WRITTEN REQUEST: Output a single figure: the number of lines in which the word "title" appears.

** Start of RECORD EXTRACTS **

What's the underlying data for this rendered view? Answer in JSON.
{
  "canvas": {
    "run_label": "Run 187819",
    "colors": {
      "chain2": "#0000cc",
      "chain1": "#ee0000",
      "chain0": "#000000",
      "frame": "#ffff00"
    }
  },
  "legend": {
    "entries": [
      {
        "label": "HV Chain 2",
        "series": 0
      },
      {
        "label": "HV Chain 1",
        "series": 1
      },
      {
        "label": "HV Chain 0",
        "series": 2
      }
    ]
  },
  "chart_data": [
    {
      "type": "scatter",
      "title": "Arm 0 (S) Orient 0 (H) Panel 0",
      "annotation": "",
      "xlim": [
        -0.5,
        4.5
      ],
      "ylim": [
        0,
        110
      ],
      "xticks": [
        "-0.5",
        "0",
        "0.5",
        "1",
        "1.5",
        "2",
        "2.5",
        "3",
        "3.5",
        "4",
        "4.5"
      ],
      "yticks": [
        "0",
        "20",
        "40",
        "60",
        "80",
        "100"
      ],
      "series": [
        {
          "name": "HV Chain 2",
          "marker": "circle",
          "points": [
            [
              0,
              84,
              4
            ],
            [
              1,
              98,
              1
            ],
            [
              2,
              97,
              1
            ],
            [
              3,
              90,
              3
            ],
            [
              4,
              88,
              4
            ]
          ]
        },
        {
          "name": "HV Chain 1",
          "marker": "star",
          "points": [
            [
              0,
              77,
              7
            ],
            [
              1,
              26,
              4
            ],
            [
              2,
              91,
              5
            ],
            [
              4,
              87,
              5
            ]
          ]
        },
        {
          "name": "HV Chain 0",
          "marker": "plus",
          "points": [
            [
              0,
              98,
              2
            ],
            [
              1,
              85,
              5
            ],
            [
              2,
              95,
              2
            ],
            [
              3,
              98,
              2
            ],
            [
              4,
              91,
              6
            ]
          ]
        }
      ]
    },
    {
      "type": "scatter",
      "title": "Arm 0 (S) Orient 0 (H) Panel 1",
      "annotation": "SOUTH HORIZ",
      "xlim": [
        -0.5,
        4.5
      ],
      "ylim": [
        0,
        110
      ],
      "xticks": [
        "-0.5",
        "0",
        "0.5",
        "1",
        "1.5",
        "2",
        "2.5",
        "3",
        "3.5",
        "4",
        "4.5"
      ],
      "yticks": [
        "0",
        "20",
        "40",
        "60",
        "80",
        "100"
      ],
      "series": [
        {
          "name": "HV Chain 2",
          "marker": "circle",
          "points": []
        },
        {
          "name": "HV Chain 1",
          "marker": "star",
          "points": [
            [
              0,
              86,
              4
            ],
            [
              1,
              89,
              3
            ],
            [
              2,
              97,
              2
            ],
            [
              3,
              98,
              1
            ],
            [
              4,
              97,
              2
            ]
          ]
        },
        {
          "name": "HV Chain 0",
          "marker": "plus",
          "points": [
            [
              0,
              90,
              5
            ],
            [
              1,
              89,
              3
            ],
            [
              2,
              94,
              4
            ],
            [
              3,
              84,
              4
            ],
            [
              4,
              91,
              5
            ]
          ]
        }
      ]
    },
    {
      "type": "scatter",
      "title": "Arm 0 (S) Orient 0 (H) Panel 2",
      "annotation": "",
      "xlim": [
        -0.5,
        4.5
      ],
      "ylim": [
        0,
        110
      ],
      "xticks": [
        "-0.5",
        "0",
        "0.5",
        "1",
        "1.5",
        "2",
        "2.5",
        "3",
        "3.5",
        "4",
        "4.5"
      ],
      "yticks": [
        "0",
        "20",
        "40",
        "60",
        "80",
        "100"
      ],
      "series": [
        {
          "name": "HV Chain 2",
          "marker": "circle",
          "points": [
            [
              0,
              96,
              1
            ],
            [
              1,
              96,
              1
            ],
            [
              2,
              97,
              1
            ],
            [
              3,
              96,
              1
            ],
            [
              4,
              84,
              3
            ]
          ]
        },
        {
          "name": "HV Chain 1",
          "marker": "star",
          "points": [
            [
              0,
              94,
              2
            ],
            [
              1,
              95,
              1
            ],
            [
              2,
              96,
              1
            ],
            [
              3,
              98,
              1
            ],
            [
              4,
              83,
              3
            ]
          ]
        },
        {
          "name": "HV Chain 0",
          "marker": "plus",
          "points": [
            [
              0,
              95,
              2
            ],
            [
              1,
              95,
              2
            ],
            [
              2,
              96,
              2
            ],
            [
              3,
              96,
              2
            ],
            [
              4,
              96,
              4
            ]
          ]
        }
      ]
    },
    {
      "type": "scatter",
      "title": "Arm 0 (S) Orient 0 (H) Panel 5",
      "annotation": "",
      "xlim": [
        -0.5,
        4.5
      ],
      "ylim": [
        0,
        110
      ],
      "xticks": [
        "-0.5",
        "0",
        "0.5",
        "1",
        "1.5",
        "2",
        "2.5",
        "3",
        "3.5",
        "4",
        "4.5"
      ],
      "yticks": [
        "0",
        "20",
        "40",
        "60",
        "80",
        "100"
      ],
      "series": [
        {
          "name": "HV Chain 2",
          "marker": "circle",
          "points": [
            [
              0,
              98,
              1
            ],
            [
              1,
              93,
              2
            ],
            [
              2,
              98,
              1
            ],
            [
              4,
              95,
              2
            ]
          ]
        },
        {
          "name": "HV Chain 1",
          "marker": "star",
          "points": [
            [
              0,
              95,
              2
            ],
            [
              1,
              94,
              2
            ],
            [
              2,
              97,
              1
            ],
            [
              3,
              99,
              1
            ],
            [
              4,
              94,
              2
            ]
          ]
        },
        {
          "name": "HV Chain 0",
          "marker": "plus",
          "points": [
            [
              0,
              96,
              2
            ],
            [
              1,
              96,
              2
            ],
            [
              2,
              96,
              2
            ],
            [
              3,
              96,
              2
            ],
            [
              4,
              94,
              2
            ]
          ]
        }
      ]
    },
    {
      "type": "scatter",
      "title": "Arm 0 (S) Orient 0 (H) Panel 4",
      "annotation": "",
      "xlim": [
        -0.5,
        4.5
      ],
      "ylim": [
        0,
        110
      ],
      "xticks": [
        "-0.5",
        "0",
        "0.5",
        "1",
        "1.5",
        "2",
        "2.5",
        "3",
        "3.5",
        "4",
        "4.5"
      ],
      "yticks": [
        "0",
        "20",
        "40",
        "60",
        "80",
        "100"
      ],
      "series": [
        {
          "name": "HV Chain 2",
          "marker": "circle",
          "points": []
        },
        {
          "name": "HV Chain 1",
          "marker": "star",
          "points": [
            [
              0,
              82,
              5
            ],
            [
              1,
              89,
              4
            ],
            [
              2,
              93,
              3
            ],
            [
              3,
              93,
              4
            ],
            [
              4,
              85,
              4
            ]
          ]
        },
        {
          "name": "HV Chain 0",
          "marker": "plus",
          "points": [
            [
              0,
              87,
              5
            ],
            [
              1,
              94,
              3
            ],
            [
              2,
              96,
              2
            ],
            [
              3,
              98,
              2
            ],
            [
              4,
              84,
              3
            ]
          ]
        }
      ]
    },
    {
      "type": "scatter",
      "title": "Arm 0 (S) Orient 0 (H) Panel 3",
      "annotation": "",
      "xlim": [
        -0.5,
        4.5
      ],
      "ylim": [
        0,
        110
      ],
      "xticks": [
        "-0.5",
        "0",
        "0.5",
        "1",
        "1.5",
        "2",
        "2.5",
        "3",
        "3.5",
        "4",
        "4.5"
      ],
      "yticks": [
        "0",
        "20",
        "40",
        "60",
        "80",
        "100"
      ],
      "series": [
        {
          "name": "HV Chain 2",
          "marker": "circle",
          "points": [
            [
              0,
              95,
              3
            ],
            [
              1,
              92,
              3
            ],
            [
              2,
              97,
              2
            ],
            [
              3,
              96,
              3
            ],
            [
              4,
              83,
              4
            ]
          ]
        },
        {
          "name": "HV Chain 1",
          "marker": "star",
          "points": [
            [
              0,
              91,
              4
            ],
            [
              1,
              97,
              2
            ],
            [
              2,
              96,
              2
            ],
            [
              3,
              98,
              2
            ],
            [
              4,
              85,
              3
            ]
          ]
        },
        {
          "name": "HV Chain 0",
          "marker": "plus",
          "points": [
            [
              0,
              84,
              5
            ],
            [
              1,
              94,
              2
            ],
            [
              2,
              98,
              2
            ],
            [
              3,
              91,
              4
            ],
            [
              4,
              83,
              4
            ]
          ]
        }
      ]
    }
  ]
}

** End of RECORD EXTRACTS **

SOLUTION: 6